## MATERIAL SHOWN
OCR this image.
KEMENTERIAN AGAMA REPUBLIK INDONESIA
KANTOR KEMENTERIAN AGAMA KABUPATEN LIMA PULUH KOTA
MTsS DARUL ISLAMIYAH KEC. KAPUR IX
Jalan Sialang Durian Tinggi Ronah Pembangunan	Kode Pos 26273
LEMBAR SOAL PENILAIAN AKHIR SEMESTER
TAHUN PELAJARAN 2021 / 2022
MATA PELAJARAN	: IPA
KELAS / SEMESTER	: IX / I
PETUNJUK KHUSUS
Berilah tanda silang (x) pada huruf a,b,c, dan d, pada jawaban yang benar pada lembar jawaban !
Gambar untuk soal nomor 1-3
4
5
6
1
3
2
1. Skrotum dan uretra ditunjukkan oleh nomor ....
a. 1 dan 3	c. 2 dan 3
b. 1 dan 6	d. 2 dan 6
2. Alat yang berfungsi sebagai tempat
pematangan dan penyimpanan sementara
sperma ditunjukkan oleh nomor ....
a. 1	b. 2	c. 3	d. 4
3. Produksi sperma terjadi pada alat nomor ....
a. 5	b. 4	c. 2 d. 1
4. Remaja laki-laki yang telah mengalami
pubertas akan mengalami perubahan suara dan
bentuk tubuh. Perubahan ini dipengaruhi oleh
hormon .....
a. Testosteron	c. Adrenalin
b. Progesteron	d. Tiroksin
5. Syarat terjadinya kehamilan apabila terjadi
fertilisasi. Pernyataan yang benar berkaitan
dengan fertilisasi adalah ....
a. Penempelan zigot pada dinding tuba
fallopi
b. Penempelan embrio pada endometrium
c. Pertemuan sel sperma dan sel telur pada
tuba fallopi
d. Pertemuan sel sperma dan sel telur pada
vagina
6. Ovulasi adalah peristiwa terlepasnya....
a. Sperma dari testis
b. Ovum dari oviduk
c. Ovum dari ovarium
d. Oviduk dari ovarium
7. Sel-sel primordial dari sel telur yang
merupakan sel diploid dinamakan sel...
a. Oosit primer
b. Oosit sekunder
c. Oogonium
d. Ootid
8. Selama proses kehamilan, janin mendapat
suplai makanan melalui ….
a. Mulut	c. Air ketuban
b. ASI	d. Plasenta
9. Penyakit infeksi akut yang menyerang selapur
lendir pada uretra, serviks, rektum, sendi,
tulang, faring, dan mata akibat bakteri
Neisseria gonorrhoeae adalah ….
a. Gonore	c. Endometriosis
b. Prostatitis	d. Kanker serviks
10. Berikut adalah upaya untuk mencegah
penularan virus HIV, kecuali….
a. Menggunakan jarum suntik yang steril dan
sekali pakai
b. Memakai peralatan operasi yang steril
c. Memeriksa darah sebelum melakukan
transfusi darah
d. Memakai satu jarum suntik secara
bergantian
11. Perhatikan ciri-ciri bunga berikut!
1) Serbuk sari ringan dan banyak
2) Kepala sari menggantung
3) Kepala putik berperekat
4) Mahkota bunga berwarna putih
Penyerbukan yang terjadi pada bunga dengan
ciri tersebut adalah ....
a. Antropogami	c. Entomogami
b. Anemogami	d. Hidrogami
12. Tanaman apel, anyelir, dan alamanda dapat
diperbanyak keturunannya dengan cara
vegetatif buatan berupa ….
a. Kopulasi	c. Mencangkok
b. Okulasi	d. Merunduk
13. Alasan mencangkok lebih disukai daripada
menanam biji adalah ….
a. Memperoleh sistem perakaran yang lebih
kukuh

## PROBLEM
What lines of the listing above hold "sari"? Copy all of them.

## EXERCISE OUTPUT
1) Serbuk sari ringan dan banyak
2) Kepala sari menggantung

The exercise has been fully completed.